Figure contents as structured data:
BEGIN
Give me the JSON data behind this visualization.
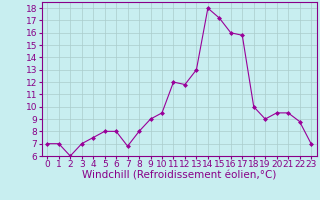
{
  "x": [
    0,
    1,
    2,
    3,
    4,
    5,
    6,
    7,
    8,
    9,
    10,
    11,
    12,
    13,
    14,
    15,
    16,
    17,
    18,
    19,
    20,
    21,
    22,
    23
  ],
  "y": [
    7.0,
    7.0,
    6.0,
    7.0,
    7.5,
    8.0,
    8.0,
    6.8,
    8.0,
    9.0,
    9.5,
    12.0,
    11.8,
    13.0,
    18.0,
    17.2,
    16.0,
    15.8,
    10.0,
    9.0,
    9.5,
    9.5,
    8.8,
    7.0
  ],
  "line_color": "#990099",
  "marker": "D",
  "marker_size": 2.0,
  "bg_color": "#c8eef0",
  "grid_color": "#aacccc",
  "xlabel": "Windchill (Refroidissement éolien,°C)",
  "ylim": [
    6,
    18.5
  ],
  "xlim": [
    -0.5,
    23.5
  ],
  "yticks": [
    6,
    7,
    8,
    9,
    10,
    11,
    12,
    13,
    14,
    15,
    16,
    17,
    18
  ],
  "xticks": [
    0,
    1,
    2,
    3,
    4,
    5,
    6,
    7,
    8,
    9,
    10,
    11,
    12,
    13,
    14,
    15,
    16,
    17,
    18,
    19,
    20,
    21,
    22,
    23
  ],
  "tick_fontsize": 6.5,
  "xlabel_fontsize": 7.5,
  "tick_color": "#880088",
  "label_color": "#880088",
  "spine_color": "#880088"
}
END
▶ _Required task_:
The data should be printed again unchanged; leave its pictures out.

▶ _Written answer_:
Give me the JSON data behind this visualization.
{
  "x": [
    0,
    1,
    2,
    3,
    4,
    5,
    6,
    7,
    8,
    9,
    10,
    11,
    12,
    13,
    14,
    15,
    16,
    17,
    18,
    19,
    20,
    21,
    22,
    23
  ],
  "y": [
    7.0,
    7.0,
    6.0,
    7.0,
    7.5,
    8.0,
    8.0,
    6.8,
    8.0,
    9.0,
    9.5,
    12.0,
    11.8,
    13.0,
    18.0,
    17.2,
    16.0,
    15.8,
    10.0,
    9.0,
    9.5,
    9.5,
    8.8,
    7.0
  ],
  "line_color": "#990099",
  "marker": "D",
  "marker_size": 2.0,
  "bg_color": "#c8eef0",
  "grid_color": "#aacccc",
  "xlabel": "Windchill (Refroidissement éolien,°C)",
  "ylim": [
    6,
    18.5
  ],
  "xlim": [
    -0.5,
    23.5
  ],
  "yticks": [
    6,
    7,
    8,
    9,
    10,
    11,
    12,
    13,
    14,
    15,
    16,
    17,
    18
  ],
  "xticks": [
    0,
    1,
    2,
    3,
    4,
    5,
    6,
    7,
    8,
    9,
    10,
    11,
    12,
    13,
    14,
    15,
    16,
    17,
    18,
    19,
    20,
    21,
    22,
    23
  ],
  "tick_fontsize": 6.5,
  "xlabel_fontsize": 7.5,
  "tick_color": "#880088",
  "label_color": "#880088",
  "spine_color": "#880088"
}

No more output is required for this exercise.